= Exercise requirements =
Filter the records below and copy every line containing the word "this".

= Source data =
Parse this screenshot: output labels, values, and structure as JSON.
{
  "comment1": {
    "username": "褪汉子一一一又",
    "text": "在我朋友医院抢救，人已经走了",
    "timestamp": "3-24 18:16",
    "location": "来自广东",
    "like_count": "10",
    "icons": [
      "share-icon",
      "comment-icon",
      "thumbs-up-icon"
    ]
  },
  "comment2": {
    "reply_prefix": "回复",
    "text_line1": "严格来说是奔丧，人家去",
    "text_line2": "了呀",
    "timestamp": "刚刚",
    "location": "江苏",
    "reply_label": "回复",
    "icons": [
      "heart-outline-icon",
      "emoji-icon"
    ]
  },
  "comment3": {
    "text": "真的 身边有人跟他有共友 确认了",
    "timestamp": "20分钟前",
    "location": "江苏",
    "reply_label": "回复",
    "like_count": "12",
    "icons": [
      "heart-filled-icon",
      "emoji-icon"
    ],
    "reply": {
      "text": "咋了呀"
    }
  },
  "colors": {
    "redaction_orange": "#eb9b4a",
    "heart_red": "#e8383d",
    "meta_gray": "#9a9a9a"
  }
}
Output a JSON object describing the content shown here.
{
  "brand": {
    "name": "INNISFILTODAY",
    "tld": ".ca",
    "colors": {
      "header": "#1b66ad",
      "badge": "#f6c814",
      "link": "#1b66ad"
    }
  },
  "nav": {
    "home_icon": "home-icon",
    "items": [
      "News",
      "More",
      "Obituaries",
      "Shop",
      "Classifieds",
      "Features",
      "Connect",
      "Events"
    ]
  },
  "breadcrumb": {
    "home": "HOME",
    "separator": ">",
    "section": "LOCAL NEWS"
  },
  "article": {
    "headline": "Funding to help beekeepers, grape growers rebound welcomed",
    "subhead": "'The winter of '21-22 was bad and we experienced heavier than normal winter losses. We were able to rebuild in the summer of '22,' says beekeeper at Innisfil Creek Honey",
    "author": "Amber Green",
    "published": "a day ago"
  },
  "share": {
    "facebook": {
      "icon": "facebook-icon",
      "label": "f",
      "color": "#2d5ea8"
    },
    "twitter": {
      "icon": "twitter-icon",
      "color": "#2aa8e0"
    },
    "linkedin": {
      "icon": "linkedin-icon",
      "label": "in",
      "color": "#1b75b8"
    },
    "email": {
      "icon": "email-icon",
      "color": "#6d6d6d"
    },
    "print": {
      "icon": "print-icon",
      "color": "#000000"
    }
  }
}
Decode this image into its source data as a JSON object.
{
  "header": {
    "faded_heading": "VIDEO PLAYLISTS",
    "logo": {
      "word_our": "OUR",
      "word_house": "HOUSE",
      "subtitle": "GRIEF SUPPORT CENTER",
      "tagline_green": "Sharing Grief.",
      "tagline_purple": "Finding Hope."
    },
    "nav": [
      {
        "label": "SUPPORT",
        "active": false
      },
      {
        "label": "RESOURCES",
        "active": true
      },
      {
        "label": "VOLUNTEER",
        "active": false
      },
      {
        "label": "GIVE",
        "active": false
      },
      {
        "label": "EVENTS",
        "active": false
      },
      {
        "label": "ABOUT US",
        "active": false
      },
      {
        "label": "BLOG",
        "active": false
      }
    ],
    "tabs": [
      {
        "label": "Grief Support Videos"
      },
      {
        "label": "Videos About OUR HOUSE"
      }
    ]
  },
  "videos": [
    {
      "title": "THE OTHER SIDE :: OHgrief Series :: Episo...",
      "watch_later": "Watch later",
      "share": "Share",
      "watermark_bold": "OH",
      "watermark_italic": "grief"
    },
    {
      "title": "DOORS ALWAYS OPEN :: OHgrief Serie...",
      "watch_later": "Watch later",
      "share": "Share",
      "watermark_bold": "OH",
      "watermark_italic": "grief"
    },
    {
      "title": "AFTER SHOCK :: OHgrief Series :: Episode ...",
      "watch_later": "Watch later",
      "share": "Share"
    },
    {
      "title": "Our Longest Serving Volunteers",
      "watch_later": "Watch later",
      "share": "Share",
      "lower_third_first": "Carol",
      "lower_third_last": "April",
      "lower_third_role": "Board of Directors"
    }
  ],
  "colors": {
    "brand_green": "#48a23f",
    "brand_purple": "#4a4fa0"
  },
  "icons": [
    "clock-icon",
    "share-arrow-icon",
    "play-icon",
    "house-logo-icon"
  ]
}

* * *

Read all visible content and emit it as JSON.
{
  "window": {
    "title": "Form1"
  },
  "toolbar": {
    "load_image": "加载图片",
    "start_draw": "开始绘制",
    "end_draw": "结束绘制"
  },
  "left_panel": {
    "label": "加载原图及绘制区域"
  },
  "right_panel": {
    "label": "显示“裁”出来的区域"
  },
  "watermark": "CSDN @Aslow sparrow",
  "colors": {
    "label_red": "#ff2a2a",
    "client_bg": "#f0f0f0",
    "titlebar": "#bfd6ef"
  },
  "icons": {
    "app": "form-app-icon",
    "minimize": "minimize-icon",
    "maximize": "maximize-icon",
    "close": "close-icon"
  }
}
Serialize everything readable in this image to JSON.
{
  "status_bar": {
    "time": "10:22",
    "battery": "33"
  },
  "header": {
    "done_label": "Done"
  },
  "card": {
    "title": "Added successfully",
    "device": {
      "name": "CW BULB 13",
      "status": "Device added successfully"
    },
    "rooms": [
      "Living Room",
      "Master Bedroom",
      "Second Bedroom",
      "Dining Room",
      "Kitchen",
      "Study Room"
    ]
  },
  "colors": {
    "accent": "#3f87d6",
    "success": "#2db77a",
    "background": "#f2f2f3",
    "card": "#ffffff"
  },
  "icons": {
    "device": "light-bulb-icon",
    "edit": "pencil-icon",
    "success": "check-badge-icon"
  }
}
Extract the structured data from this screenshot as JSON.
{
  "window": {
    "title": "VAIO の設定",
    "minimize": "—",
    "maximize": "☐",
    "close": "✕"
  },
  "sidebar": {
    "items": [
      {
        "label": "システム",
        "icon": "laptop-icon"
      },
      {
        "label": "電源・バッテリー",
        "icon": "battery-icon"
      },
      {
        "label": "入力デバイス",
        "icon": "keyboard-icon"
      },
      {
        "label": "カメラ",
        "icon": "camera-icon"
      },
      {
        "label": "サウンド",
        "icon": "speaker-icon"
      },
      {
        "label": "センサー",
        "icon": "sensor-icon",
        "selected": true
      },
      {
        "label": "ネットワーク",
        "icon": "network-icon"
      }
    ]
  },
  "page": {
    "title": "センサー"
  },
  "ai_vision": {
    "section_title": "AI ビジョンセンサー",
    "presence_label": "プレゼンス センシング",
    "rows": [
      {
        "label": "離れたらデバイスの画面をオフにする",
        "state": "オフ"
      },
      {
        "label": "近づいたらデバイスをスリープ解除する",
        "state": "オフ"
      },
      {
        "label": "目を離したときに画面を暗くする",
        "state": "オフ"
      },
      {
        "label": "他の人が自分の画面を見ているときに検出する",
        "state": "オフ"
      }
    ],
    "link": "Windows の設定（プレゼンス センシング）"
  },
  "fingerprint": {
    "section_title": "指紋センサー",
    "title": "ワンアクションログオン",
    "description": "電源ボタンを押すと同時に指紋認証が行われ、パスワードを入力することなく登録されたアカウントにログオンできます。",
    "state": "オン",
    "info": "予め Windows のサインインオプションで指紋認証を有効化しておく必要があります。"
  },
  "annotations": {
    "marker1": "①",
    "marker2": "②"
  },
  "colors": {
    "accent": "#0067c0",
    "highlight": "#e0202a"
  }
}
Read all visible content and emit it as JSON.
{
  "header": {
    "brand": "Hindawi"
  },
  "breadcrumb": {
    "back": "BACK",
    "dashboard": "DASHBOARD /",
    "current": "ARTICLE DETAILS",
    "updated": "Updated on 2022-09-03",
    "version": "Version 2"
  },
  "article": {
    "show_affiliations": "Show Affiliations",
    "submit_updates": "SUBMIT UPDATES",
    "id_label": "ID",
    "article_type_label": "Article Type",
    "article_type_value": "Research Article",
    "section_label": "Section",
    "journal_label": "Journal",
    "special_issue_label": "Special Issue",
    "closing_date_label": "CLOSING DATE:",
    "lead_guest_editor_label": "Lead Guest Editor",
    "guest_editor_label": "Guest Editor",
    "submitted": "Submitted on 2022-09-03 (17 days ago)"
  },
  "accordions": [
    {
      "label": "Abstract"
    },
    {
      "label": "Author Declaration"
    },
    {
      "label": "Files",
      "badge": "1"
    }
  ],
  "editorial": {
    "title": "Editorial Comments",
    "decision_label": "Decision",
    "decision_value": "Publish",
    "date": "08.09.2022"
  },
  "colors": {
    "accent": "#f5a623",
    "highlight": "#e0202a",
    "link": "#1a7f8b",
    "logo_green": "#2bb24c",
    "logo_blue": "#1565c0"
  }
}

= Problem solution =
Parse this screenshot: output labels, values, and structure as JSON.
Decode this image into its source data as a JSON object.
Serialize everything readable in this image to JSON.
Extract the structured data from this screenshot as JSON.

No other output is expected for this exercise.